* [Directions for this task]:
Isolate every line in the data with the string "Rotation" and copy it.

═════ Task inputs ═════

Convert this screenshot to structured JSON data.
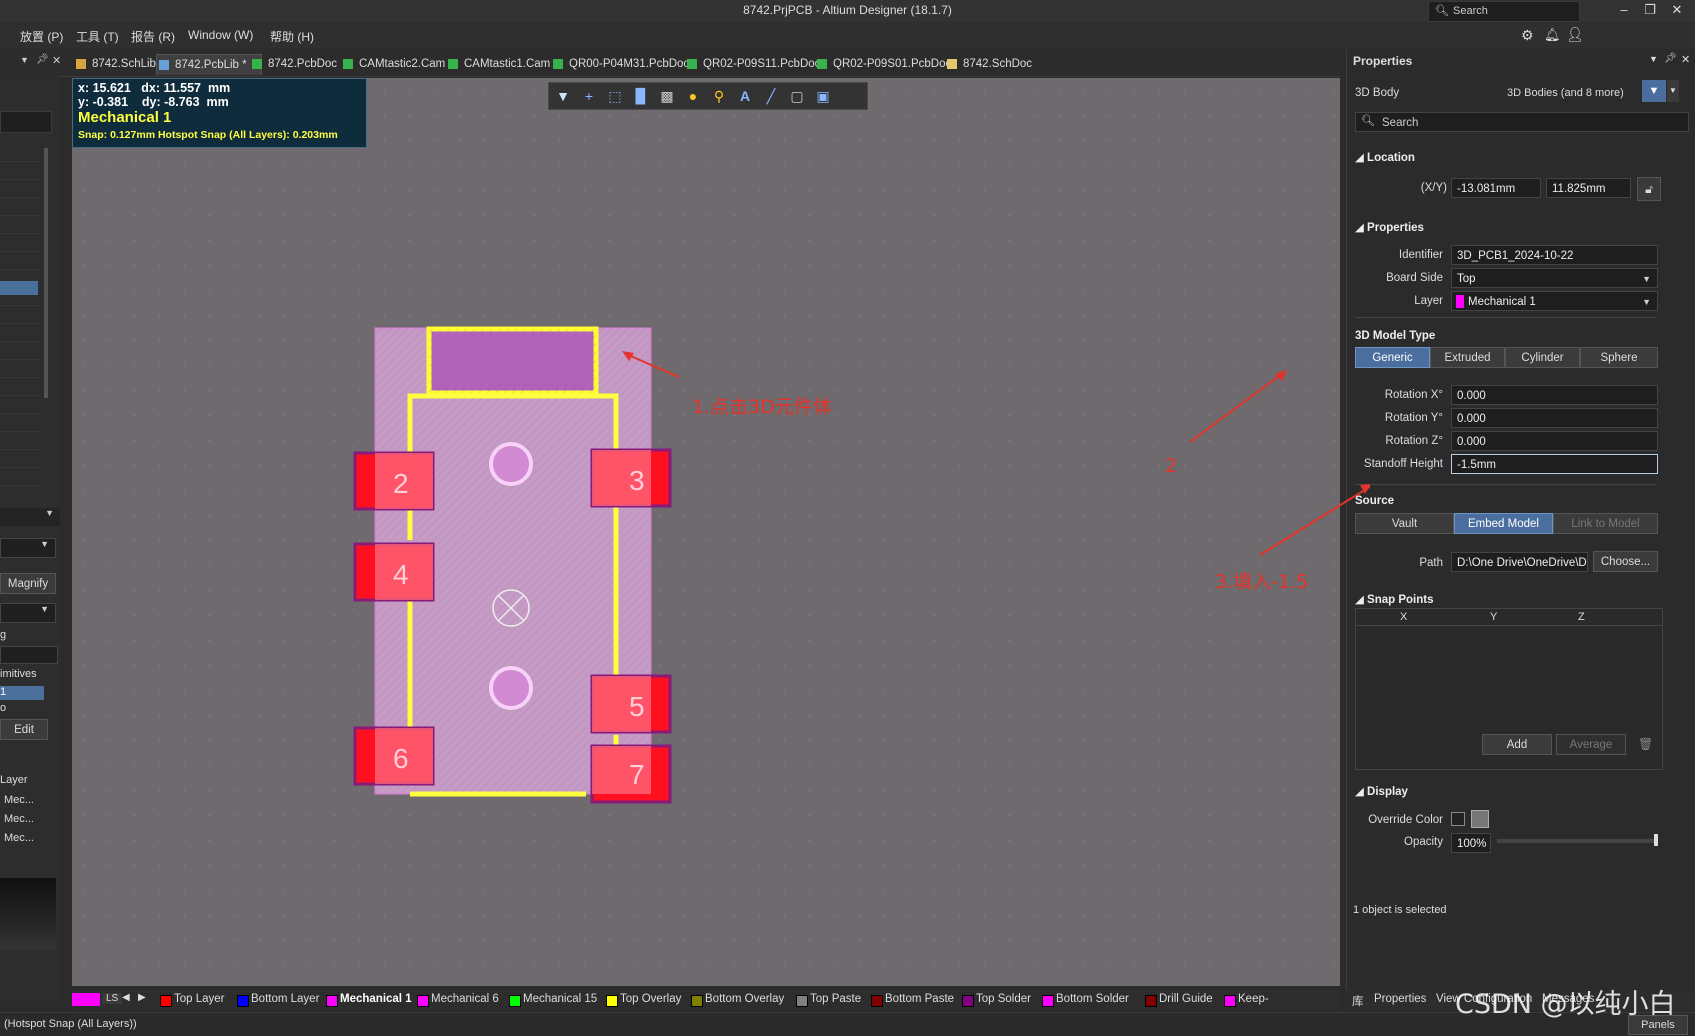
{
  "window": {
    "title": "8742.PrjPCB - Altium Designer (18.1.7)",
    "search_label": "Search",
    "minimize": "–",
    "restore": "❐",
    "close": "✕"
  },
  "menu": [
    "放置 (P)",
    "工具 (T)",
    "报告 (R)",
    "Window (W)",
    "帮助 (H)"
  ],
  "tabs": [
    {
      "label": "8742.SchLib",
      "color": "#d7a640",
      "active": false
    },
    {
      "label": "8742.PcbLib *",
      "color": "#6aa0d8",
      "active": true
    },
    {
      "label": "8742.PcbDoc",
      "color": "#38b24a",
      "active": false
    },
    {
      "label": "CAMtastic2.Cam",
      "color": "#38b24a",
      "active": false
    },
    {
      "label": "CAMtastic1.Cam",
      "color": "#38b24a",
      "active": false
    },
    {
      "label": "QR00-P04M31.PcbDoc",
      "color": "#38b24a",
      "active": false
    },
    {
      "label": "QR02-P09S11.PcbDoc",
      "color": "#38b24a",
      "active": false
    },
    {
      "label": "QR02-P09S01.PcbDoc",
      "color": "#38b24a",
      "active": false
    },
    {
      "label": "8742.SchDoc",
      "color": "#e6c76a",
      "active": false
    }
  ],
  "left_panel": {
    "magnify": "Magnify",
    "primitives": "imitives",
    "edit": "Edit",
    "layer_header": "Layer",
    "layers": [
      "Mec...",
      "Mec...",
      "Mec..."
    ],
    "short_g": "g",
    "short_1": "1",
    "short_o": "o"
  },
  "hud": {
    "line1": "x: 15.621   dx: 11.557  mm",
    "line2": "y: -0.381    dy: -8.763  mm",
    "layer": "Mechanical 1",
    "snap": "Snap: 0.127mm Hotspot Snap (All Layers): 0.203mm"
  },
  "toolbar_icons": [
    "filter-icon",
    "add-icon",
    "select-rect-icon",
    "align-icon",
    "component-icon",
    "pad-icon",
    "via-icon",
    "text-icon",
    "line-icon",
    "region-icon",
    "board-icon"
  ],
  "footprint": {
    "pads": [
      "2",
      "3",
      "4",
      "5",
      "6",
      "7"
    ]
  },
  "annotations": {
    "a1": "1.点击3D元件体",
    "a2": "2",
    "a3": "3.填入-1.5"
  },
  "properties_panel": {
    "title": "Properties",
    "object_type": "3D Body",
    "filter_text": "3D Bodies (and 8 more)",
    "search_placeholder": "Search",
    "location": {
      "header": "Location",
      "xy_label": "(X/Y)",
      "x": "-13.081mm",
      "y": "11.825mm"
    },
    "properties": {
      "header": "Properties",
      "identifier_label": "Identifier",
      "identifier": "3D_PCB1_2024-10-22",
      "board_side_label": "Board Side",
      "board_side": "Top",
      "layer_label": "Layer",
      "layer": "Mechanical 1",
      "layer_color": "#ff00ff"
    },
    "model_type": {
      "header": "3D Model Type",
      "options": [
        "Generic",
        "Extruded",
        "Cylinder",
        "Sphere"
      ],
      "selected": "Generic",
      "rot_x_label": "Rotation X°",
      "rot_x": "0.000",
      "rot_y_label": "Rotation Y°",
      "rot_y": "0.000",
      "rot_z_label": "Rotation Z°",
      "rot_z": "0.000",
      "standoff_label": "Standoff Height",
      "standoff": "-1.5mm"
    },
    "source": {
      "header": "Source",
      "options": [
        "Vault",
        "Embed Model",
        "Link to Model"
      ],
      "selected": "Embed Model",
      "path_label": "Path",
      "path": "D:\\One Drive\\OneDrive\\Des",
      "choose": "Choose..."
    },
    "snap_points": {
      "header": "Snap Points",
      "columns": [
        "X",
        "Y",
        "Z"
      ],
      "add": "Add",
      "average": "Average"
    },
    "display": {
      "header": "Display",
      "override_label": "Override Color",
      "opacity_label": "Opacity",
      "opacity": "100%"
    },
    "selection_status": "1 object is selected"
  },
  "layer_tabs": [
    {
      "label": "Top Layer",
      "color": "#ff0000",
      "active": false
    },
    {
      "label": "Bottom Layer",
      "color": "#0000ff",
      "active": false
    },
    {
      "label": "Mechanical 1",
      "color": "#ff00ff",
      "active": true
    },
    {
      "label": "Mechanical 6",
      "color": "#ff00ff",
      "active": false
    },
    {
      "label": "Mechanical 15",
      "color": "#00ff00",
      "active": false
    },
    {
      "label": "Top Overlay",
      "color": "#ffff00",
      "active": false
    },
    {
      "label": "Bottom Overlay",
      "color": "#808000",
      "active": false
    },
    {
      "label": "Top Paste",
      "color": "#808080",
      "active": false
    },
    {
      "label": "Bottom Paste",
      "color": "#800000",
      "active": false
    },
    {
      "label": "Top Solder",
      "color": "#800080",
      "active": false
    },
    {
      "label": "Bottom Solder",
      "color": "#ff00ff",
      "active": false
    },
    {
      "label": "Drill Guide",
      "color": "#800000",
      "active": false
    },
    {
      "label": "Keep-",
      "color": "#ff00ff",
      "active": false
    }
  ],
  "layer_set": "LS",
  "status": {
    "left": "(Hotspot Snap (All Layers))",
    "properties_tab": "Properties",
    "view_config": "View Configuration",
    "messages": "Messages",
    "lib_char": "库",
    "watermark": "CSDN @以纯小白",
    "panels": "Panels"
  }
}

═════

* [Written solution]:
      "rot_x_label": "Rotation X°",
      "rot_y_label": "Rotation Y°",
      "rot_z_label": "Rotation Z°",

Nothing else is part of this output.